- Dataset items -
___
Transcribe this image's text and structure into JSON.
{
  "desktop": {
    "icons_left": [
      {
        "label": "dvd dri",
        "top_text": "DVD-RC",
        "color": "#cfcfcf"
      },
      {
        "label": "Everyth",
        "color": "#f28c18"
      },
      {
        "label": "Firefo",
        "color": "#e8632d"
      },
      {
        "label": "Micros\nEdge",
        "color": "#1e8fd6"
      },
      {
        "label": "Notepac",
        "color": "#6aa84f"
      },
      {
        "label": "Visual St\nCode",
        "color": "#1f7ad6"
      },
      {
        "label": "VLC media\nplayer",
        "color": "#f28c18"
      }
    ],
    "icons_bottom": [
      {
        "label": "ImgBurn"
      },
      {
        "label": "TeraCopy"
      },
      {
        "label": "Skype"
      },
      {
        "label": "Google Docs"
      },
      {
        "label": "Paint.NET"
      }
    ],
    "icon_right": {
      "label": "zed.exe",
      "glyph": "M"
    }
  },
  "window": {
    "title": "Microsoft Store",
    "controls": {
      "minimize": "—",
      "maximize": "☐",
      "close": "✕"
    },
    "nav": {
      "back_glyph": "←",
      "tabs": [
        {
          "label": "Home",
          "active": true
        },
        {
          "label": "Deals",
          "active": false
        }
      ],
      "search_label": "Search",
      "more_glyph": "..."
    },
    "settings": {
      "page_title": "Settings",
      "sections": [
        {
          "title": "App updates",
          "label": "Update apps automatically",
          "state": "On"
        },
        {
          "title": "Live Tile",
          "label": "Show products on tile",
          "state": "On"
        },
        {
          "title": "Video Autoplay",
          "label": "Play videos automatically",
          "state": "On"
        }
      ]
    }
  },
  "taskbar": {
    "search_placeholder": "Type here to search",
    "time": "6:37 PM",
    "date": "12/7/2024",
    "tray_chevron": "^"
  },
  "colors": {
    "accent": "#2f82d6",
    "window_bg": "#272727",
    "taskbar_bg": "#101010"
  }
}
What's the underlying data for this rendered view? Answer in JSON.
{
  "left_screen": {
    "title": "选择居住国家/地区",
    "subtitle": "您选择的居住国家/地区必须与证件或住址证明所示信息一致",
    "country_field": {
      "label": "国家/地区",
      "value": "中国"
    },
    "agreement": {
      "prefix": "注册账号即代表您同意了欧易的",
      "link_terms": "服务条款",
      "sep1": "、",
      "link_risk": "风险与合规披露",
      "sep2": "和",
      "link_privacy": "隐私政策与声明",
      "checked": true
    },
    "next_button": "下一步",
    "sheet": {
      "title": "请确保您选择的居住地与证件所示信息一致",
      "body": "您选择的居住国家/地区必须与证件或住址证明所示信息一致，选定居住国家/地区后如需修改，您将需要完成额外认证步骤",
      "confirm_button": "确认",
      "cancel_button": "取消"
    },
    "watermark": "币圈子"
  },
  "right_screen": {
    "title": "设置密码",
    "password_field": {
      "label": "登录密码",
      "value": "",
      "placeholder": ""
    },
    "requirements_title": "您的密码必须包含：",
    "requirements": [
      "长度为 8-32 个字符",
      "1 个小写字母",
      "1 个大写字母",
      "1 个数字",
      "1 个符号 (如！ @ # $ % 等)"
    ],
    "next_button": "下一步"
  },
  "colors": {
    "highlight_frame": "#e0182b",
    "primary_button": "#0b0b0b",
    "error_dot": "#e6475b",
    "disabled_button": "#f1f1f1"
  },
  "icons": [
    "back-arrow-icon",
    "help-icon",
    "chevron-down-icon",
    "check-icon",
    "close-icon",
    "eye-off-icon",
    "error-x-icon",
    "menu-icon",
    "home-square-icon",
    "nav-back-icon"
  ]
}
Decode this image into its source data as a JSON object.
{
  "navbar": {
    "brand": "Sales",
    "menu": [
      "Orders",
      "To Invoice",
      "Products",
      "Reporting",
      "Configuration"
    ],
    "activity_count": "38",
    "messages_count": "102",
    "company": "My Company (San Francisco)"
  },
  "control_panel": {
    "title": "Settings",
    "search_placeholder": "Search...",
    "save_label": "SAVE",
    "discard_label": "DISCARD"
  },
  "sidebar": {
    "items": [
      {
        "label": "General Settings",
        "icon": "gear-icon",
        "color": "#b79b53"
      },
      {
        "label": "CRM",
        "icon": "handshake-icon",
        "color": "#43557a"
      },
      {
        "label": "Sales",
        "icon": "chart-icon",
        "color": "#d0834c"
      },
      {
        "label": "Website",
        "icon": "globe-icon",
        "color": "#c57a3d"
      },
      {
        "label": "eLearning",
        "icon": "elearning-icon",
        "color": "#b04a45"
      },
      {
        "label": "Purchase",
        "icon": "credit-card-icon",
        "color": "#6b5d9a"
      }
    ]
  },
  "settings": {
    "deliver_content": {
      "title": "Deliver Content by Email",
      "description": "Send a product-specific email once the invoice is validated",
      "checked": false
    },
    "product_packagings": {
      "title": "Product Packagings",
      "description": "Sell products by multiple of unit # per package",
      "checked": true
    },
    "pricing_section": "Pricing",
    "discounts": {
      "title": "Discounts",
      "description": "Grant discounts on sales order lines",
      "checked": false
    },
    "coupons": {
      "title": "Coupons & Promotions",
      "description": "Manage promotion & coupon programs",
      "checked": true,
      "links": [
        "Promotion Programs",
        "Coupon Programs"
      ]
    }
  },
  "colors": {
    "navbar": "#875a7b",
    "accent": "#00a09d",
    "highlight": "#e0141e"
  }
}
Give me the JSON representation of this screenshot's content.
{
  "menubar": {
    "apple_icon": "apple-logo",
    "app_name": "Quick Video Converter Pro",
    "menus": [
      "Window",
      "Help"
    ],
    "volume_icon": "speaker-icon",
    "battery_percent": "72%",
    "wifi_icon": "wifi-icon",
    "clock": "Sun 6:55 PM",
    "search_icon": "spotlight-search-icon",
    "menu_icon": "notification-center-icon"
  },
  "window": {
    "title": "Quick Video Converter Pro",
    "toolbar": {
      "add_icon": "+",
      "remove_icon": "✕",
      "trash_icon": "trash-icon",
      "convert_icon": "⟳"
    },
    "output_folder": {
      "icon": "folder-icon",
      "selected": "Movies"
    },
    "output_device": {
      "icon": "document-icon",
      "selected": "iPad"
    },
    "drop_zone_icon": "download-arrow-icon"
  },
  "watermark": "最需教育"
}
___
- Task to carry out -
Take every line from the records above that has the word "this" and copy it.

- The output -
Transcribe this image's text and structure into JSON.
What's the underlying data for this rendered view? Answer in JSON.
Decode this image into its source data as a JSON object.
Give me the JSON representation of this screenshot's content.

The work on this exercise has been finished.